*Task brief:* Determine how many lines contain the string "moins". Respond with that number and nothing more.

Stored dataset items
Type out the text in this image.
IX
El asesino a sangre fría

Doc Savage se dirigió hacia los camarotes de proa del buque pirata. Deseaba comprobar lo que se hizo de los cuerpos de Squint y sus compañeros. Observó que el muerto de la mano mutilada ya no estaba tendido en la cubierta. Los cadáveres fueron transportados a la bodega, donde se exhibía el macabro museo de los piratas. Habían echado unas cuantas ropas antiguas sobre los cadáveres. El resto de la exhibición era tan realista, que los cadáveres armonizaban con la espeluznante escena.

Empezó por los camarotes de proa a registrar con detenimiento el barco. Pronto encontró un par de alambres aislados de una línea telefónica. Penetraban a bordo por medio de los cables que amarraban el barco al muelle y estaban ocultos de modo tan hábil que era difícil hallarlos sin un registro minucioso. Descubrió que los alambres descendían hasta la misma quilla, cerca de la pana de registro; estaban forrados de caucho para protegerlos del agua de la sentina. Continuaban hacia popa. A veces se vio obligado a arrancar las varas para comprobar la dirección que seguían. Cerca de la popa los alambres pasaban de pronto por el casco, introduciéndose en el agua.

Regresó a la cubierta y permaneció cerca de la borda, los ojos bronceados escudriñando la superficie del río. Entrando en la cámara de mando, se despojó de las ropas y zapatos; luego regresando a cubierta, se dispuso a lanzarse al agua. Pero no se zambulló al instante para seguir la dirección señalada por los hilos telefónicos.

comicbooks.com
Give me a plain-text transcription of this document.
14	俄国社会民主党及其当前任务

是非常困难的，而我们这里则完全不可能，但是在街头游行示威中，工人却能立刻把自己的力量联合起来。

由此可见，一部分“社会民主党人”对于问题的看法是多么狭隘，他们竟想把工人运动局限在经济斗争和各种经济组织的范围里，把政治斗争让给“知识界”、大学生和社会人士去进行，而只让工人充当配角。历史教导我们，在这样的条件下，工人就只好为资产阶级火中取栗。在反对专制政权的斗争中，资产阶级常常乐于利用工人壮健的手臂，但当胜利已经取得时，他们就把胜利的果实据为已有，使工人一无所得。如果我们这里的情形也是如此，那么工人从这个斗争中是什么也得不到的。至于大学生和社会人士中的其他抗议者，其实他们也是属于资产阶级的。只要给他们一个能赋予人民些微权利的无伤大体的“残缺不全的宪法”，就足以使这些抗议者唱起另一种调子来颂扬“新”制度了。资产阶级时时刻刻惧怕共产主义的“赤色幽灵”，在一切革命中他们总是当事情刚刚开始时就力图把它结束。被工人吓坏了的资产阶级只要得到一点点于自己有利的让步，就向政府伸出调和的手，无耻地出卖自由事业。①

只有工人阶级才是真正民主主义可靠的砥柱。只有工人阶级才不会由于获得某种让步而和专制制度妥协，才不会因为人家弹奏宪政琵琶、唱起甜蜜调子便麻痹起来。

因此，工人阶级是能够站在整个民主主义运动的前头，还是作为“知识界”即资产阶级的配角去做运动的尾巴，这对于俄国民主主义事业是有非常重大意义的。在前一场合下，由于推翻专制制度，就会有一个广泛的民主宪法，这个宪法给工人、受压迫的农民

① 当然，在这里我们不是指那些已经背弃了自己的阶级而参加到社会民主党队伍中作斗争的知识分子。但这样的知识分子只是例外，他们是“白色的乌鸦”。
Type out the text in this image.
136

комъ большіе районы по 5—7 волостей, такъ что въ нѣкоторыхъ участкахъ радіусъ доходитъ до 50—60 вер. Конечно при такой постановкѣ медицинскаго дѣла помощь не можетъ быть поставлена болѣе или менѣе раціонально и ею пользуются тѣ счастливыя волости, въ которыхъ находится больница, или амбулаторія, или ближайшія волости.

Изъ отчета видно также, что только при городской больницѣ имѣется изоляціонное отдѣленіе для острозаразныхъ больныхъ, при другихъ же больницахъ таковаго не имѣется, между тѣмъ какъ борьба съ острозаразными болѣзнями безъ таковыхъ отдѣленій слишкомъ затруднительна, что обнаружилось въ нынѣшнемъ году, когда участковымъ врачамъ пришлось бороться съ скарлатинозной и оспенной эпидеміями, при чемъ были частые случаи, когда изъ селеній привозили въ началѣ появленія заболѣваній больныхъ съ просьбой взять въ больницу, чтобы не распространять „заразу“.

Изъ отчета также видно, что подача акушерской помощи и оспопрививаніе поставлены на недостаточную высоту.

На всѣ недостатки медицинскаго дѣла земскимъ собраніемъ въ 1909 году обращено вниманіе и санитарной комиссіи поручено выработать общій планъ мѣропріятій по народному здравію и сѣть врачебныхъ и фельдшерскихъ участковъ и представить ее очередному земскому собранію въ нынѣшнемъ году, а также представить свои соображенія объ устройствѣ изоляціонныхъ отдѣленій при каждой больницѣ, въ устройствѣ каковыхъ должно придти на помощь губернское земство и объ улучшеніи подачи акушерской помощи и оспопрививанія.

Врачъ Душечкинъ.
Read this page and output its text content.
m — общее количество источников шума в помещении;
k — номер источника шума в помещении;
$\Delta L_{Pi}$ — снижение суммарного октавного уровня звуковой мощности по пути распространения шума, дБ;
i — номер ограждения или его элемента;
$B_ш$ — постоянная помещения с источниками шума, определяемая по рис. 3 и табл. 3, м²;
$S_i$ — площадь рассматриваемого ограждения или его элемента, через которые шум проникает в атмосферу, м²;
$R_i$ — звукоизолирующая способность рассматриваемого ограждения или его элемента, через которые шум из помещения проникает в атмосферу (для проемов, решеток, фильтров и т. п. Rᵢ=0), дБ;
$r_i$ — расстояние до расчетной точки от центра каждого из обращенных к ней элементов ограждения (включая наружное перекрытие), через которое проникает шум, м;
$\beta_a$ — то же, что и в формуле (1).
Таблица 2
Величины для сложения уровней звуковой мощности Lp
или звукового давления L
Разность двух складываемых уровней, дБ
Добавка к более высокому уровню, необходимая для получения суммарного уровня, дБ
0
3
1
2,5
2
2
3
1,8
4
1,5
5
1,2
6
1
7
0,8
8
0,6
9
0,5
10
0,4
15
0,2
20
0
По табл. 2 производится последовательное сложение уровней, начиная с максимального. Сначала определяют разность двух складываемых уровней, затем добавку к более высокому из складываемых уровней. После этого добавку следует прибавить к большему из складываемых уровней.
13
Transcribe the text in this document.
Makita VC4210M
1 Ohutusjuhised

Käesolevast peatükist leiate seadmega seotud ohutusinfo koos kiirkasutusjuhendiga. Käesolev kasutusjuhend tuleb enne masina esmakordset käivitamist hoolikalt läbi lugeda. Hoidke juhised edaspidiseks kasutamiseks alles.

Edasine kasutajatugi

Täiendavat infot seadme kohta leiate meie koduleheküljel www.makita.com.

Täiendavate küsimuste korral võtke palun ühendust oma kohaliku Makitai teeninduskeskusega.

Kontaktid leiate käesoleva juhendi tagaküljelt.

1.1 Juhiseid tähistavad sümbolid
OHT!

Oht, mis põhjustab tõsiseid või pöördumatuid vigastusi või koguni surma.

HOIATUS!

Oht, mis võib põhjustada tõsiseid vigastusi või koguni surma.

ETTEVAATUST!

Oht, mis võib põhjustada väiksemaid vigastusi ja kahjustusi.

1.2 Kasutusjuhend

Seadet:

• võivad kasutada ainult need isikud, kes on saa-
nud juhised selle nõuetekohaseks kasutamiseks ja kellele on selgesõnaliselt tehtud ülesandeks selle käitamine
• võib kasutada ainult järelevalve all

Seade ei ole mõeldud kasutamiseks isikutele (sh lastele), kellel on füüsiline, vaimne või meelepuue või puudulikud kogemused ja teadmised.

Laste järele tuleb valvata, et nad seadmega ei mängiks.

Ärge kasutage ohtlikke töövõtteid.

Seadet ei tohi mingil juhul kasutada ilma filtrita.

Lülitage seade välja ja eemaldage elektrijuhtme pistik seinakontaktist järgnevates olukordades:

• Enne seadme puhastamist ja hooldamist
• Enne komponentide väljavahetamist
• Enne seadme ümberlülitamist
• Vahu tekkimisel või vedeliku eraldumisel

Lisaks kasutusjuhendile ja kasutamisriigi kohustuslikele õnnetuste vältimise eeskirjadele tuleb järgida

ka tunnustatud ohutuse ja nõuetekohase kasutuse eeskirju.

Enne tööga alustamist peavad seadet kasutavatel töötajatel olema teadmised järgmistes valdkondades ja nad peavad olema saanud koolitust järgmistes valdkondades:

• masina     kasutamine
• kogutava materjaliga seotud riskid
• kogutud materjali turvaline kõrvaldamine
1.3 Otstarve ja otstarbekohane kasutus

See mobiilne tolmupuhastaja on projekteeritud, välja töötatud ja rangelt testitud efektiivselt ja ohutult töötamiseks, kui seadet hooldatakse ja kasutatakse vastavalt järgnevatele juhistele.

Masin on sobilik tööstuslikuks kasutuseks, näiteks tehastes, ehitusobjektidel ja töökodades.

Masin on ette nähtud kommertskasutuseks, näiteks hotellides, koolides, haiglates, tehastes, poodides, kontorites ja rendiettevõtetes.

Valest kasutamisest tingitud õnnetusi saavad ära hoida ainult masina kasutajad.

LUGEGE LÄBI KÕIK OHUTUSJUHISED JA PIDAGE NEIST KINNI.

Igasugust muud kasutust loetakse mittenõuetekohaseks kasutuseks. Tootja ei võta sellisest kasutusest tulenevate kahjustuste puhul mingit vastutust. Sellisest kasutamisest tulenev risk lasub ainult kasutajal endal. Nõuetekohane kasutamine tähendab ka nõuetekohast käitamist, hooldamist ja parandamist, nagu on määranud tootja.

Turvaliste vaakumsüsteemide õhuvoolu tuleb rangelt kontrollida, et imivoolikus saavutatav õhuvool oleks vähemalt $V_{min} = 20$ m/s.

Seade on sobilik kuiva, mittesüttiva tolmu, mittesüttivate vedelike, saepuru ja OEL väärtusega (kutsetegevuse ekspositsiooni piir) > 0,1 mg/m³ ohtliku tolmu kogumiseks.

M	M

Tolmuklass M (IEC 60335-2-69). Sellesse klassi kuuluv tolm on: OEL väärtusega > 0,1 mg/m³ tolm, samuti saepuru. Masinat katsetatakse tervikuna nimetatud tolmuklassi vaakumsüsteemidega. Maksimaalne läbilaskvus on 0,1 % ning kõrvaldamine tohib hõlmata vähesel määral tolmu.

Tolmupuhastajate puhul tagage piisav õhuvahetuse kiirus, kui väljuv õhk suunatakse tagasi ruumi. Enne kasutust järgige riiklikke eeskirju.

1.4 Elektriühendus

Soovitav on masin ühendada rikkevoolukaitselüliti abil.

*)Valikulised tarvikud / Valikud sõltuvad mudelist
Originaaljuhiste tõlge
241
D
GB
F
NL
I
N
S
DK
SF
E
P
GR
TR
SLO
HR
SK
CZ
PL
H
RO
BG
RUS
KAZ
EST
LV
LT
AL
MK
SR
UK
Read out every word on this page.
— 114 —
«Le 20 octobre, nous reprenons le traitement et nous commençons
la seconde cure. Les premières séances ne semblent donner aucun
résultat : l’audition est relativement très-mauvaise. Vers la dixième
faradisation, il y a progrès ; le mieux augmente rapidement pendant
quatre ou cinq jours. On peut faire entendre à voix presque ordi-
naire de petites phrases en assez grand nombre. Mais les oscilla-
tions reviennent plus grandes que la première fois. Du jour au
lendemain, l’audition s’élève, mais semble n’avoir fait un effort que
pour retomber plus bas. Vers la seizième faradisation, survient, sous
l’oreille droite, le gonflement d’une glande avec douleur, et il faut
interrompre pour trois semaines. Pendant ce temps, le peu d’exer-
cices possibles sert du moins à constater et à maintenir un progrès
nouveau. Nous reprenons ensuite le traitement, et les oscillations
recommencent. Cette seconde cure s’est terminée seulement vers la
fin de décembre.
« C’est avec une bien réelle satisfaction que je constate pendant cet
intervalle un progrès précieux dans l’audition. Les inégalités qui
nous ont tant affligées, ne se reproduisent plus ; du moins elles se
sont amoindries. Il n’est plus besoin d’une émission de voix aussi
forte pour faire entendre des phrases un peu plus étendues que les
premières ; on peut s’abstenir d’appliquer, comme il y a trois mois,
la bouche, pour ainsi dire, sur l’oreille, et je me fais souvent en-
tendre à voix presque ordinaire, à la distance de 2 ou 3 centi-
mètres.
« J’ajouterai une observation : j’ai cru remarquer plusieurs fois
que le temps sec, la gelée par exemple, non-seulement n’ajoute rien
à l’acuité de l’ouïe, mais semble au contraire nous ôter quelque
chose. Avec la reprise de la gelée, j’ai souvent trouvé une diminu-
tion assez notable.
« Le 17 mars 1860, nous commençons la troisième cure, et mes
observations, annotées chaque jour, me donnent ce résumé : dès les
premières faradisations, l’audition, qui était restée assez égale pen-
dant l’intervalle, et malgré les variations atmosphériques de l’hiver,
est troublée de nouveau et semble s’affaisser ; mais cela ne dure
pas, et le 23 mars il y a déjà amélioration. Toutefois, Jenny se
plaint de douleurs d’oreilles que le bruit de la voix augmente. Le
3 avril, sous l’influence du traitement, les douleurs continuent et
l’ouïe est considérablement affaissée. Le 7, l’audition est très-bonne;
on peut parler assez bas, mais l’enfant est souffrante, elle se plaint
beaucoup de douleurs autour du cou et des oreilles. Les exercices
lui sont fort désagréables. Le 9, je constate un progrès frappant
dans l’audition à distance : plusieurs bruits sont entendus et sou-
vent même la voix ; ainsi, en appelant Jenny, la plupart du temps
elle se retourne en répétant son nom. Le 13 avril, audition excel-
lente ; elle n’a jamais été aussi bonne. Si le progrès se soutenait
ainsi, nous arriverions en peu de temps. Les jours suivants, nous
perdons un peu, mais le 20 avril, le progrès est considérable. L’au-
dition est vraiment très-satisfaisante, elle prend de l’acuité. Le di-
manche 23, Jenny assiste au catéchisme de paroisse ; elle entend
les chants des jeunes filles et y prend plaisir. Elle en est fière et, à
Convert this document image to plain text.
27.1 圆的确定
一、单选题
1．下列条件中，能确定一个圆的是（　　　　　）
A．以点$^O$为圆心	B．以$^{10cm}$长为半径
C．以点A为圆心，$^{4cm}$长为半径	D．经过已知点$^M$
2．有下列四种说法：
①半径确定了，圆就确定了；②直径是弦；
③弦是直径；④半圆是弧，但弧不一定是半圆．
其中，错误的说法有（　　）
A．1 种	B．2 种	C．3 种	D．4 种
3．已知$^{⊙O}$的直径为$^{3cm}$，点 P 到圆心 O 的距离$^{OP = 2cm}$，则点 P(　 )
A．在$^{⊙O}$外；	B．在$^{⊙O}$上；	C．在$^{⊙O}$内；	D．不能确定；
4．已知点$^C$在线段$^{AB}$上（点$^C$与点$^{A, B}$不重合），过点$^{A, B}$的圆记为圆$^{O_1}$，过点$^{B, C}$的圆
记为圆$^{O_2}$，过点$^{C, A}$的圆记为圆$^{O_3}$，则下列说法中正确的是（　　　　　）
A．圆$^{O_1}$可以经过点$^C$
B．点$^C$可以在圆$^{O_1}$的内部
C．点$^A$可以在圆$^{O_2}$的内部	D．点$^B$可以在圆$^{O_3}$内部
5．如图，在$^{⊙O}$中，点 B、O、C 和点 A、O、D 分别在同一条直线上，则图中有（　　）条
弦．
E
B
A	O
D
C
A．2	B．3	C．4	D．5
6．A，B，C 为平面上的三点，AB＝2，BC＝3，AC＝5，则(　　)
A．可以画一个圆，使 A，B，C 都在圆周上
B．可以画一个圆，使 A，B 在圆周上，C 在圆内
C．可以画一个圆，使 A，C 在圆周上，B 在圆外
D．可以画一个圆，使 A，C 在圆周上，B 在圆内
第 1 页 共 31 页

*Task solution:* 2